Figure data in JSON
● ● ●

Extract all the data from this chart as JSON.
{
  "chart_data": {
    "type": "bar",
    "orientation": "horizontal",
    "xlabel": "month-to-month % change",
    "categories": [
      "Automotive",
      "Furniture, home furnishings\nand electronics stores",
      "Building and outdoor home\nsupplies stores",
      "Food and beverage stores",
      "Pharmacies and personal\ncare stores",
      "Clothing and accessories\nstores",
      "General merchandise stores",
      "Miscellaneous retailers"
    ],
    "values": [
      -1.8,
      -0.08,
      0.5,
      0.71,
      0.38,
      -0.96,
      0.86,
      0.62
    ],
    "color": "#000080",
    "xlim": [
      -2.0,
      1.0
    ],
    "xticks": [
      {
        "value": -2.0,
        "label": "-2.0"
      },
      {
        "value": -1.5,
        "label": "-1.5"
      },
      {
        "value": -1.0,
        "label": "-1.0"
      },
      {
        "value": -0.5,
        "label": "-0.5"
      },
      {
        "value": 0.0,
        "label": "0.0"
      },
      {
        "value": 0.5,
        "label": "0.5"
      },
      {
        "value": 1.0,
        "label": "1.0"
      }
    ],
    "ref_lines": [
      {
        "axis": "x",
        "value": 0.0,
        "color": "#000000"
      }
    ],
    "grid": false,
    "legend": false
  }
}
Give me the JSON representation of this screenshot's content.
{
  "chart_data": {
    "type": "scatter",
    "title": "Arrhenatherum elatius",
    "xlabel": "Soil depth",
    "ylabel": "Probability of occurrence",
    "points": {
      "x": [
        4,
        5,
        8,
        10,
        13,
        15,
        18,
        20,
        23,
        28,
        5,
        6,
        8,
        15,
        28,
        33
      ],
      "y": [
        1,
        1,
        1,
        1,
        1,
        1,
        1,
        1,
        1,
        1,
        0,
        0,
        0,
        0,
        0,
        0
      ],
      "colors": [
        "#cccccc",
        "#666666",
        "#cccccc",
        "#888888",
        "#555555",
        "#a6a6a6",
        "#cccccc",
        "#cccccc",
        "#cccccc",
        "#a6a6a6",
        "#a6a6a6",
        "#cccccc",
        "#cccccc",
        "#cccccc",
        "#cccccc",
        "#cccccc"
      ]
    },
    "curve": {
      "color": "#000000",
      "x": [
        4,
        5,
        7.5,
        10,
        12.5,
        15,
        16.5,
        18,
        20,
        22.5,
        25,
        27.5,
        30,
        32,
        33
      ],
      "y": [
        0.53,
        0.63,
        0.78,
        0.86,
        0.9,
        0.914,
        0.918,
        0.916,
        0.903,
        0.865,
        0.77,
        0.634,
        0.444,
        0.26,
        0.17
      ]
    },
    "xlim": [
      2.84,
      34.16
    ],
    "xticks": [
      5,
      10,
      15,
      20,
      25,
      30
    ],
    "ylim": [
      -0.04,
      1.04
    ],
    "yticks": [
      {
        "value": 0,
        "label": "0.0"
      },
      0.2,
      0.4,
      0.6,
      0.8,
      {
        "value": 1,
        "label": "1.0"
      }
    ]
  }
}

● ● ●

» Exercise details
Determine how many lines include the word "this" and report that number by itself.

» Expected answer
2